══ Entries shown ══

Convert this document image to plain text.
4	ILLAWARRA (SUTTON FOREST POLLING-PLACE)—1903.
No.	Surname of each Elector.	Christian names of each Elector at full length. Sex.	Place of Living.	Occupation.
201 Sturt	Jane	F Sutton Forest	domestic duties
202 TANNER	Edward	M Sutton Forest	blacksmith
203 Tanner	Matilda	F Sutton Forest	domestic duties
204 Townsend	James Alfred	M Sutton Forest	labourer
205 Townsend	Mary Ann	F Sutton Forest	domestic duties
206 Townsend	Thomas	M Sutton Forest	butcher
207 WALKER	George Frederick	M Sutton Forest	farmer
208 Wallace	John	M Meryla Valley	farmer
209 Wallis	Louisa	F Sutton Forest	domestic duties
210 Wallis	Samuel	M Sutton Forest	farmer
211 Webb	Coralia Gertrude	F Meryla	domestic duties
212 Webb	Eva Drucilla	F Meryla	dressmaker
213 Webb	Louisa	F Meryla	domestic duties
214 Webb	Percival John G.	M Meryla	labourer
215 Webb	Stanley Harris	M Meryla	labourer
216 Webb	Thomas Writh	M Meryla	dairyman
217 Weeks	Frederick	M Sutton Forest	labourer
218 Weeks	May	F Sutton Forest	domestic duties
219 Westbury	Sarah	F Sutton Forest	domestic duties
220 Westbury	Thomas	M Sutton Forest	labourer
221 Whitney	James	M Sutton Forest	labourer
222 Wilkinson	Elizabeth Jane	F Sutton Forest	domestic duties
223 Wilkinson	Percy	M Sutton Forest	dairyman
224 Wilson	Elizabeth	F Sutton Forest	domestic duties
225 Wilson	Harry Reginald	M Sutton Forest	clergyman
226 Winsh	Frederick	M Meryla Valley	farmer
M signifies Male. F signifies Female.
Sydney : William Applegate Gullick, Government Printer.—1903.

═══

§ **Written task**
From the listing above, collect each line in which the string "Wallis" appears.

§ **Result below**
209 Wallis	Louisa	F Sutton Forest	domestic duties
210 Wallis	Samuel	M Sutton Forest	farmer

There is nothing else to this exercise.